• _Data for this exercise_:
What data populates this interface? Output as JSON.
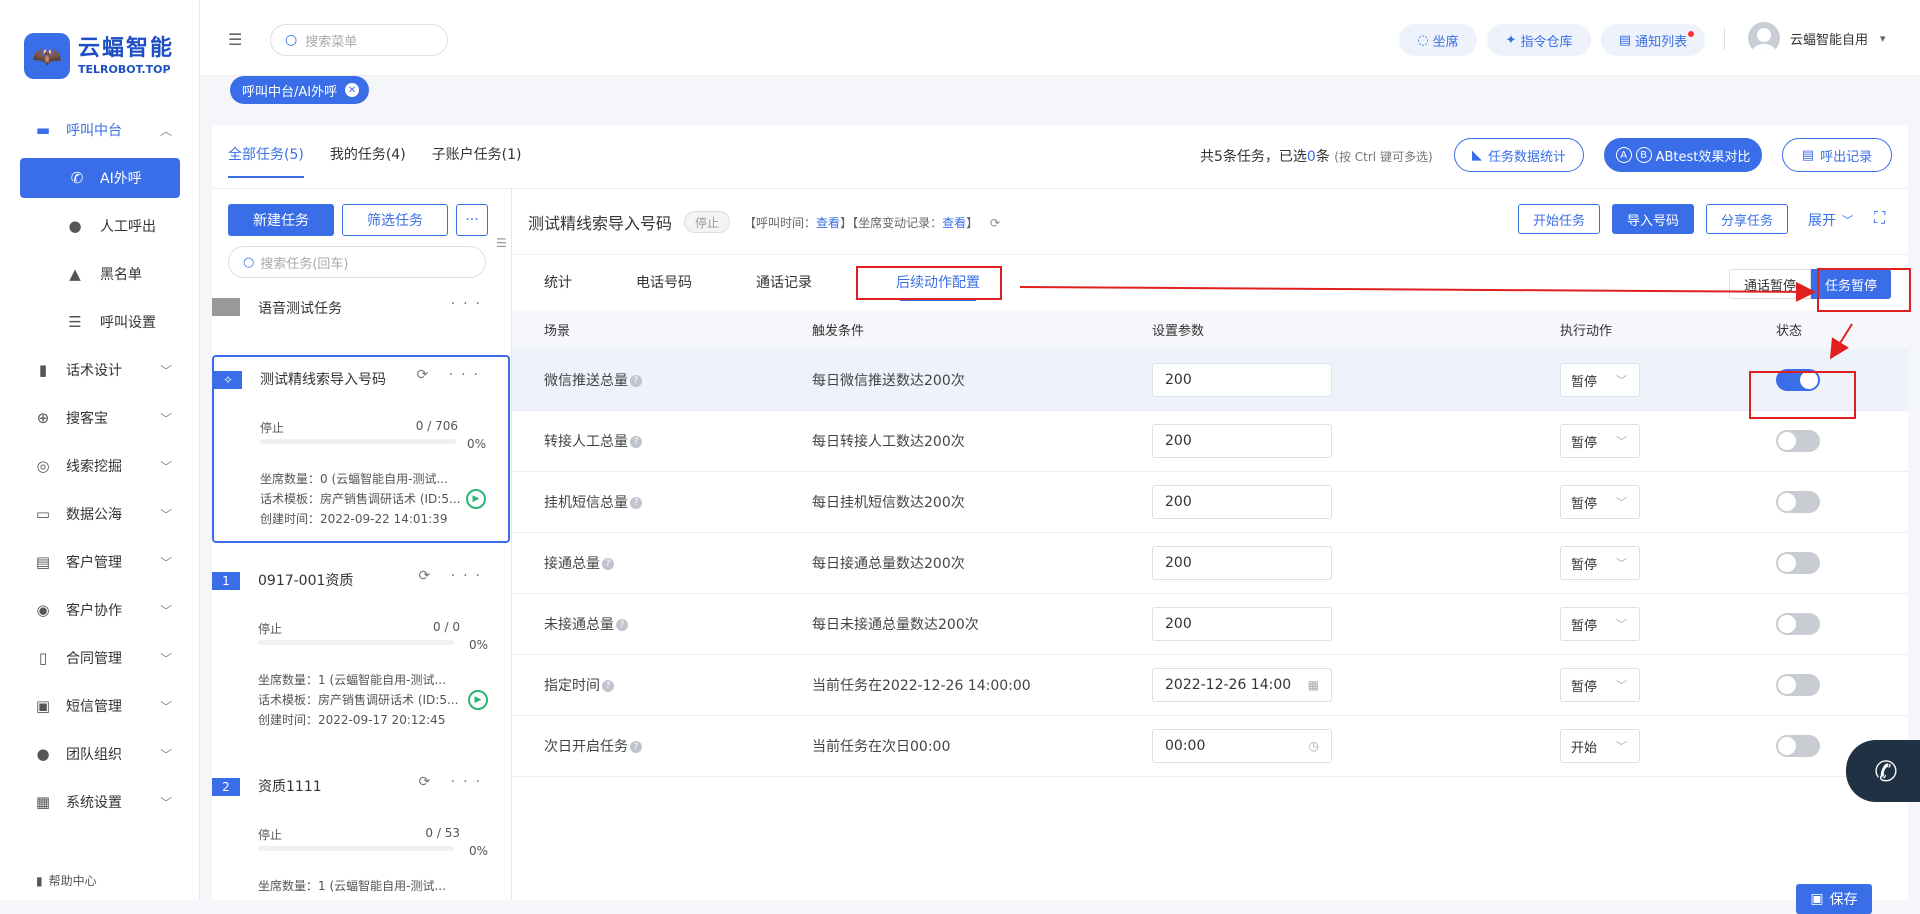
{
  "brand": {
    "name": "云蝠智能",
    "sub": "TELROBOT.TOP"
  },
  "sidebar": {
    "items": [
      {
        "label": "呼叫中台"
      },
      {
        "label": "AI外呼"
      },
      {
        "label": "人工呼出"
      },
      {
        "label": "黑名单"
      },
      {
        "label": "呼叫设置"
      },
      {
        "label": "话术设计"
      },
      {
        "label": "搜客宝"
      },
      {
        "label": "线索挖掘"
      },
      {
        "label": "数据公海"
      },
      {
        "label": "客户管理"
      },
      {
        "label": "客户协作"
      },
      {
        "label": "合同管理"
      },
      {
        "label": "短信管理"
      },
      {
        "label": "团队组织"
      },
      {
        "label": "系统设置"
      }
    ],
    "help": "帮助中心"
  },
  "header": {
    "search_placeholder": "搜索菜单",
    "btn_seat": "坐席",
    "btn_cmd": "指令仓库",
    "btn_notice": "通知列表",
    "user": "云蝠智能自用"
  },
  "breadcrumb": "呼叫中台/AI外呼",
  "main": {
    "tabs": [
      "全部任务(5)",
      "我的任务(4)",
      "子账户任务(1)"
    ],
    "summary_pre": "共5条任务，已选",
    "summary_num": "0",
    "summary_post": "条",
    "summary_hint": "(按 Ctrl 键可多选)",
    "btn_stats": "任务数据统计",
    "btn_ab": "ABtest效果对比",
    "btn_callout": "呼出记录"
  },
  "tasks": {
    "new_btn": "新建任务",
    "filter_btn": "筛选任务",
    "more_btn": "···",
    "search_placeholder": "搜索任务(回车)",
    "voice_test": "语音测试任务",
    "list": [
      {
        "badge": "",
        "title": "测试精线索导入号码",
        "status": "停止",
        "count": "0 / 706",
        "pct": "0%",
        "seats": "坐席数量：0 (云蝠智能自用-测试...",
        "template": "话术模板：房产销售调研话术 (ID:5...",
        "created": "创建时间：2022-09-22 14:01:39"
      },
      {
        "badge": "1",
        "title": "0917-001资质",
        "status": "停止",
        "count": "0 / 0",
        "pct": "0%",
        "seats": "坐席数量：1 (云蝠智能自用-测试...",
        "template": "话术模板：房产销售调研话术 (ID:5...",
        "created": "创建时间：2022-09-17 20:12:45"
      },
      {
        "badge": "2",
        "title": "资质1111",
        "status": "停止",
        "count": "0 / 53",
        "pct": "0%",
        "seats": "坐席数量：1 (云蝠智能自用-测试..."
      }
    ]
  },
  "content": {
    "title": "测试精线索导入号码",
    "status": "停止",
    "call_time_label": "【呼叫时间：",
    "view1": "查看",
    "seat_change_label": "】【坐席变动记录：",
    "view2": "查看",
    "close_bracket": "】",
    "btn_start": "开始任务",
    "btn_import": "导入号码",
    "btn_share": "分享任务",
    "btn_expand": "展开",
    "tabs": [
      "统计",
      "电话号码",
      "通话记录",
      "后续动作配置"
    ],
    "seg_call": "通话暂停",
    "seg_task": "任务暂停",
    "columns": [
      "场景",
      "触发条件",
      "设置参数",
      "执行动作",
      "状态"
    ],
    "rows": [
      {
        "scene": "微信推送总量",
        "cond": "每日微信推送数达200次",
        "param": "200",
        "action": "暂停",
        "on": true
      },
      {
        "scene": "转接人工总量",
        "cond": "每日转接人工数达200次",
        "param": "200",
        "action": "暂停",
        "on": false
      },
      {
        "scene": "挂机短信总量",
        "cond": "每日挂机短信数达200次",
        "param": "200",
        "action": "暂停",
        "on": false
      },
      {
        "scene": "接通总量",
        "cond": "每日接通总量数达200次",
        "param": "200",
        "action": "暂停",
        "on": false
      },
      {
        "scene": "未接通总量",
        "cond": "每日未接通总量数达200次",
        "param": "200",
        "action": "暂停",
        "on": false
      },
      {
        "scene": "指定时间",
        "cond": "当前任务在2022-12-26 14:00:00",
        "param": "2022-12-26 14:00",
        "action": "暂停",
        "on": false
      },
      {
        "scene": "次日开启任务",
        "cond": "当前任务在次日00:00",
        "param": "00:00",
        "action": "开始",
        "on": false
      }
    ],
    "save": "保存"
  },
  "colors": {
    "accent": "#3a6ee8",
    "annotation": "#e02020",
    "success": "#2bb673"
  }
}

• _Exercise brief_: Print the whole listing above once more, word for word, without its pictures.

• _Output below_:
What data populates this interface? Output as JSON.
{
  "brand": {
    "name": "云蝠智能",
    "sub": "TELROBOT.TOP"
  },
  "sidebar": {
    "items": [
      {
        "label": "呼叫中台"
      },
      {
        "label": "AI外呼"
      },
      {
        "label": "人工呼出"
      },
      {
        "label": "黑名单"
      },
      {
        "label": "呼叫设置"
      },
      {
        "label": "话术设计"
      },
      {
        "label": "搜客宝"
      },
      {
        "label": "线索挖掘"
      },
      {
        "label": "数据公海"
      },
      {
        "label": "客户管理"
      },
      {
        "label": "客户协作"
      },
      {
        "label": "合同管理"
      },
      {
        "label": "短信管理"
      },
      {
        "label": "团队组织"
      },
      {
        "label": "系统设置"
      }
    ],
    "help": "帮助中心"
  },
  "header": {
    "search_placeholder": "搜索菜单",
    "btn_seat": "坐席",
    "btn_cmd": "指令仓库",
    "btn_notice": "通知列表",
    "user": "云蝠智能自用"
  },
  "breadcrumb": "呼叫中台/AI外呼",
  "main": {
    "tabs": [
      "全部任务(5)",
      "我的任务(4)",
      "子账户任务(1)"
    ],
    "summary_pre": "共5条任务，已选",
    "summary_num": "0",
    "summary_post": "条",
    "summary_hint": "(按 Ctrl 键可多选)",
    "btn_stats": "任务数据统计",
    "btn_ab": "ABtest效果对比",
    "btn_callout": "呼出记录"
  },
  "tasks": {
    "new_btn": "新建任务",
    "filter_btn": "筛选任务",
    "more_btn": "···",
    "search_placeholder": "搜索任务(回车)",
    "voice_test": "语音测试任务",
    "list": [
      {
        "badge": "",
        "title": "测试精线索导入号码",
        "status": "停止",
        "count": "0 / 706",
        "pct": "0%",
        "seats": "坐席数量：0 (云蝠智能自用-测试...",
        "template": "话术模板：房产销售调研话术 (ID:5...",
        "created": "创建时间：2022-09-22 14:01:39"
      },
      {
        "badge": "1",
        "title": "0917-001资质",
        "status": "停止",
        "count": "0 / 0",
        "pct": "0%",
        "seats": "坐席数量：1 (云蝠智能自用-测试...",
        "template": "话术模板：房产销售调研话术 (ID:5...",
        "created": "创建时间：2022-09-17 20:12:45"
      },
      {
        "badge": "2",
        "title": "资质1111",
        "status": "停止",
        "count": "0 / 53",
        "pct": "0%",
        "seats": "坐席数量：1 (云蝠智能自用-测试..."
      }
    ]
  },
  "content": {
    "title": "测试精线索导入号码",
    "status": "停止",
    "call_time_label": "【呼叫时间：",
    "view1": "查看",
    "seat_change_label": "】【坐席变动记录：",
    "view2": "查看",
    "close_bracket": "】",
    "btn_start": "开始任务",
    "btn_import": "导入号码",
    "btn_share": "分享任务",
    "btn_expand": "展开",
    "tabs": [
      "统计",
      "电话号码",
      "通话记录",
      "后续动作配置"
    ],
    "seg_call": "通话暂停",
    "seg_task": "任务暂停",
    "columns": [
      "场景",
      "触发条件",
      "设置参数",
      "执行动作",
      "状态"
    ],
    "rows": [
      {
        "scene": "微信推送总量",
        "cond": "每日微信推送数达200次",
        "param": "200",
        "action": "暂停",
        "on": true
      },
      {
        "scene": "转接人工总量",
        "cond": "每日转接人工数达200次",
        "param": "200",
        "action": "暂停",
        "on": false
      },
      {
        "scene": "挂机短信总量",
        "cond": "每日挂机短信数达200次",
        "param": "200",
        "action": "暂停",
        "on": false
      },
      {
        "scene": "接通总量",
        "cond": "每日接通总量数达200次",
        "param": "200",
        "action": "暂停",
        "on": false
      },
      {
        "scene": "未接通总量",
        "cond": "每日未接通总量数达200次",
        "param": "200",
        "action": "暂停",
        "on": false
      },
      {
        "scene": "指定时间",
        "cond": "当前任务在2022-12-26 14:00:00",
        "param": "2022-12-26 14:00",
        "action": "暂停",
        "on": false
      },
      {
        "scene": "次日开启任务",
        "cond": "当前任务在次日00:00",
        "param": "00:00",
        "action": "开始",
        "on": false
      }
    ],
    "save": "保存"
  },
  "colors": {
    "accent": "#3a6ee8",
    "annotation": "#e02020",
    "success": "#2bb673"
  }
}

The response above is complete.